_Short exercise_
Going through the material below, please gather all lines with the word "JSON" in them.

Data excerpts:
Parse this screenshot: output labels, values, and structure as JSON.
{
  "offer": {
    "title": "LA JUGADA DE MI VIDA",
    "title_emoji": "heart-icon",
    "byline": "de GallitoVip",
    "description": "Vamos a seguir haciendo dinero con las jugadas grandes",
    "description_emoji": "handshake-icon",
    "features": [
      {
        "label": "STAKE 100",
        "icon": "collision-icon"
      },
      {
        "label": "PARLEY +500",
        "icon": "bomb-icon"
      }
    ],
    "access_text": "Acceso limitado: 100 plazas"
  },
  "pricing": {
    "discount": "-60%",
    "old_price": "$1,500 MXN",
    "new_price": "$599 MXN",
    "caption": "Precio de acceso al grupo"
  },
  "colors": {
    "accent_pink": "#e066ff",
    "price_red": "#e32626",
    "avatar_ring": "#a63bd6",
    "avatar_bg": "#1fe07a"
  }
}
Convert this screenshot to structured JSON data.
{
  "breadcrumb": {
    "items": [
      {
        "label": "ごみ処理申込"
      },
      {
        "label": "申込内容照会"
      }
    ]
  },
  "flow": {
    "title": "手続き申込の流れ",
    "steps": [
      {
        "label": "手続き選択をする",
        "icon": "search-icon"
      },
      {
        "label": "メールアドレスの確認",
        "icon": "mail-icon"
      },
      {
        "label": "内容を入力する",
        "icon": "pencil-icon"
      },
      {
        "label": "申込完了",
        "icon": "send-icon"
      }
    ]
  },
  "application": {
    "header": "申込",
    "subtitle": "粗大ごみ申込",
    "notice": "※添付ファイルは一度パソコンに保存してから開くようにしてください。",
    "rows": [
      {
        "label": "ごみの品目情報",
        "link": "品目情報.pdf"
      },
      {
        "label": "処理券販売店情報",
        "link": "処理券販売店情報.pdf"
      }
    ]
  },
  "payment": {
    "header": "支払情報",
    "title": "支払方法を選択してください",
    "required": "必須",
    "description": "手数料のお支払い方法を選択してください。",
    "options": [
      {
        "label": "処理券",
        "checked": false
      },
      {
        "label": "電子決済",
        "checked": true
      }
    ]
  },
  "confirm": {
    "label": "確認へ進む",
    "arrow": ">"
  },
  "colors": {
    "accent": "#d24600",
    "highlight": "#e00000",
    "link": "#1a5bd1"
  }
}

_Response below_
Parse this screenshot: output labels, values, and structure as JSON.
Convert this screenshot to structured JSON data.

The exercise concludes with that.